▶ **Task to carry out**:
Find each line with the word "Wavelength" and copy it.

▶ **Supplied material**:
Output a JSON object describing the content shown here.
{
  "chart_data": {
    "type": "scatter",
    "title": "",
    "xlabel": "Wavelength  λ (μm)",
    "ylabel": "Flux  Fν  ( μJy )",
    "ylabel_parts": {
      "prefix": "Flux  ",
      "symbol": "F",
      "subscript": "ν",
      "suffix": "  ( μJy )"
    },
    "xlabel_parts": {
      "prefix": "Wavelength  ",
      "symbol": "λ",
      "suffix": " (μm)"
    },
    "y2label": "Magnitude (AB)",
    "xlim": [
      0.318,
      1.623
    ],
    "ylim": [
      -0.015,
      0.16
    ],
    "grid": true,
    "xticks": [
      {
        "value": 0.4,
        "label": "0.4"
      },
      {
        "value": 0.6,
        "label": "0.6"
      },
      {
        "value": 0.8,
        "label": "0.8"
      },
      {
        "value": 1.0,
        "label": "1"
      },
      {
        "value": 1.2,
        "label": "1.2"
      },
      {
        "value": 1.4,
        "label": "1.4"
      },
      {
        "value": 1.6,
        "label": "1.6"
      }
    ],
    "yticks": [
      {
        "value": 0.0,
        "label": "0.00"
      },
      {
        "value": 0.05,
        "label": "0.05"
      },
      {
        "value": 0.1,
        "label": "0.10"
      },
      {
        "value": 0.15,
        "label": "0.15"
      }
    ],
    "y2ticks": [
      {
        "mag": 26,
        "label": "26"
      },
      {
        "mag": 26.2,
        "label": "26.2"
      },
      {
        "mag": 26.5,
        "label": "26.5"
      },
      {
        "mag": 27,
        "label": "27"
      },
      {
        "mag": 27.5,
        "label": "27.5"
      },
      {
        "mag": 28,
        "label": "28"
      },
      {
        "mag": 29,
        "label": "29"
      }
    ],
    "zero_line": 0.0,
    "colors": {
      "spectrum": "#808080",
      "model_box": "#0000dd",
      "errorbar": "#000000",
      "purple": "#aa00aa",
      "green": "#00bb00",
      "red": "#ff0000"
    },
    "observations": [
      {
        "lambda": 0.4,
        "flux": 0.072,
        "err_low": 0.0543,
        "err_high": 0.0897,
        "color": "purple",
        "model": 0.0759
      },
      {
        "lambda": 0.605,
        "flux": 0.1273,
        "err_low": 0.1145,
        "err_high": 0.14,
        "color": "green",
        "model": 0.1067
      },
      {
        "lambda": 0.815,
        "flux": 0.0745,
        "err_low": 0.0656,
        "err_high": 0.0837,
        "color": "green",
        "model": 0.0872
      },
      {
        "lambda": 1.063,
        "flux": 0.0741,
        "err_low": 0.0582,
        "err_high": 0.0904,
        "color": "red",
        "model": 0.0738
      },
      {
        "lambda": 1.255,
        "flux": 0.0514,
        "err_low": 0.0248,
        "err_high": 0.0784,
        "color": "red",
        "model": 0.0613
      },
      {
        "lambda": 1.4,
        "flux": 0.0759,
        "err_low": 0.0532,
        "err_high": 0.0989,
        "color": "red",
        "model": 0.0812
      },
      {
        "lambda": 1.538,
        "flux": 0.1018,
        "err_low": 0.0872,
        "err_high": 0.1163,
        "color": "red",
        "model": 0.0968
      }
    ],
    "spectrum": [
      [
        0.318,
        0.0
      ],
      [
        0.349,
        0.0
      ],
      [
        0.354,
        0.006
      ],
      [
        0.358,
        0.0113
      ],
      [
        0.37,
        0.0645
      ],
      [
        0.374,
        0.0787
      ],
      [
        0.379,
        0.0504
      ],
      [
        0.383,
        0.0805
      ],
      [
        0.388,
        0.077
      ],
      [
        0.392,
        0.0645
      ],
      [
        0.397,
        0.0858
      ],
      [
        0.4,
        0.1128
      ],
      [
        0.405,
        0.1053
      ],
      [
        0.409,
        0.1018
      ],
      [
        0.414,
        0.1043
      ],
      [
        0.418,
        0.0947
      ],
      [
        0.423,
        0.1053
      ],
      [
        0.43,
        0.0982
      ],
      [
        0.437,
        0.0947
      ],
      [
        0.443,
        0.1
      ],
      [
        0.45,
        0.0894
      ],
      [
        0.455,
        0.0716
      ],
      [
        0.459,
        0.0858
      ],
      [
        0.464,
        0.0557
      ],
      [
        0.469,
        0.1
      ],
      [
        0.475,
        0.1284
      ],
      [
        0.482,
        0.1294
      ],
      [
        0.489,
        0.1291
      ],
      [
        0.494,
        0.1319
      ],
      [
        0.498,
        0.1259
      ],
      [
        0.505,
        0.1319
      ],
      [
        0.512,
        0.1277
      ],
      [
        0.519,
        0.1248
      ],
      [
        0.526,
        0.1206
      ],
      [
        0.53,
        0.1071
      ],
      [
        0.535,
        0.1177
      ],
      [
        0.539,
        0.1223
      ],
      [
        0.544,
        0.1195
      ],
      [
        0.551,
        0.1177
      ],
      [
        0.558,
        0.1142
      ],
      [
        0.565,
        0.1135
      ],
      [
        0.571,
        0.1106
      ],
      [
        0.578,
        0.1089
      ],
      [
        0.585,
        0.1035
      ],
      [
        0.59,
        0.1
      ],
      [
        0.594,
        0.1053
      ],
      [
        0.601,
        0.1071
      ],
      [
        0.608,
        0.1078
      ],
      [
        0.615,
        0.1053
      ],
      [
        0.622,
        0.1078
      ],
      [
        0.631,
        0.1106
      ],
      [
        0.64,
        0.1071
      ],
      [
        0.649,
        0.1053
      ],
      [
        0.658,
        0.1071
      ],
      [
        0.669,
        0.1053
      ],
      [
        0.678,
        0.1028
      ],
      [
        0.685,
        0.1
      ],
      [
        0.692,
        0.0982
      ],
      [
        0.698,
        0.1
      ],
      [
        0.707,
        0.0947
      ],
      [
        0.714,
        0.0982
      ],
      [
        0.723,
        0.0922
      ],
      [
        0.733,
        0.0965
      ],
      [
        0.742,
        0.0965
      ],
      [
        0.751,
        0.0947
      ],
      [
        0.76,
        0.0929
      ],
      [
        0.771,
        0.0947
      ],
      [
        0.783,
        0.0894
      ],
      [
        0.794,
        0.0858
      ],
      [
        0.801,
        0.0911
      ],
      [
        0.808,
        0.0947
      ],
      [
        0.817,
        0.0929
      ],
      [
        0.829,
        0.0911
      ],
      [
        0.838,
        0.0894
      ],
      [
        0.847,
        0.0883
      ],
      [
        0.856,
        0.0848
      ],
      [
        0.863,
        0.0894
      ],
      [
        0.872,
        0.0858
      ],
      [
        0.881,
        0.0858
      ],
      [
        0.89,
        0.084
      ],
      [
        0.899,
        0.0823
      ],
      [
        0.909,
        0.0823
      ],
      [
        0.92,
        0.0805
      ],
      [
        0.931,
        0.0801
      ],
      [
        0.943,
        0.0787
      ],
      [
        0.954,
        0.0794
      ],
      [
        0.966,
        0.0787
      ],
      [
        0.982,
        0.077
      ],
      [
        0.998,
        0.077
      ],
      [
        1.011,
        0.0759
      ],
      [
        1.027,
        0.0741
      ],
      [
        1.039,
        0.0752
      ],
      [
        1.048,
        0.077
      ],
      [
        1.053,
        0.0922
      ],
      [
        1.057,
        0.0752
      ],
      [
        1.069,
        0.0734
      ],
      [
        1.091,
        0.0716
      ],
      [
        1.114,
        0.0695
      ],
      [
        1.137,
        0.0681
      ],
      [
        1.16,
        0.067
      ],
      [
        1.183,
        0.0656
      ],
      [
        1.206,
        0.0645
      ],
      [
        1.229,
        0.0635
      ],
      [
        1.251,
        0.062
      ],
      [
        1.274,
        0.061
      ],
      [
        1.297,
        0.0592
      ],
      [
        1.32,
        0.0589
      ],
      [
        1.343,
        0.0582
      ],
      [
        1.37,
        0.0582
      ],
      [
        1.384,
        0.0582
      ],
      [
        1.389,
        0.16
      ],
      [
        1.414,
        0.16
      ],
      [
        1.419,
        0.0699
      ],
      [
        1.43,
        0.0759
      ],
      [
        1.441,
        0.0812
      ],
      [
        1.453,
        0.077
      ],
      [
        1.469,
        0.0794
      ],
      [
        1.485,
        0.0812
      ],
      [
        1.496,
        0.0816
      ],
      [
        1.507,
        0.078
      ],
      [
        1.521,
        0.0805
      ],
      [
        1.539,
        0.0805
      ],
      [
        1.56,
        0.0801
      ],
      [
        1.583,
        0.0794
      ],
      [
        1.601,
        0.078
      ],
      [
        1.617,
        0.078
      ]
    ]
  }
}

▶ **Solution to this problem**:
    "xlabel": "Wavelength  λ (μm)",
      "prefix": "Wavelength  ",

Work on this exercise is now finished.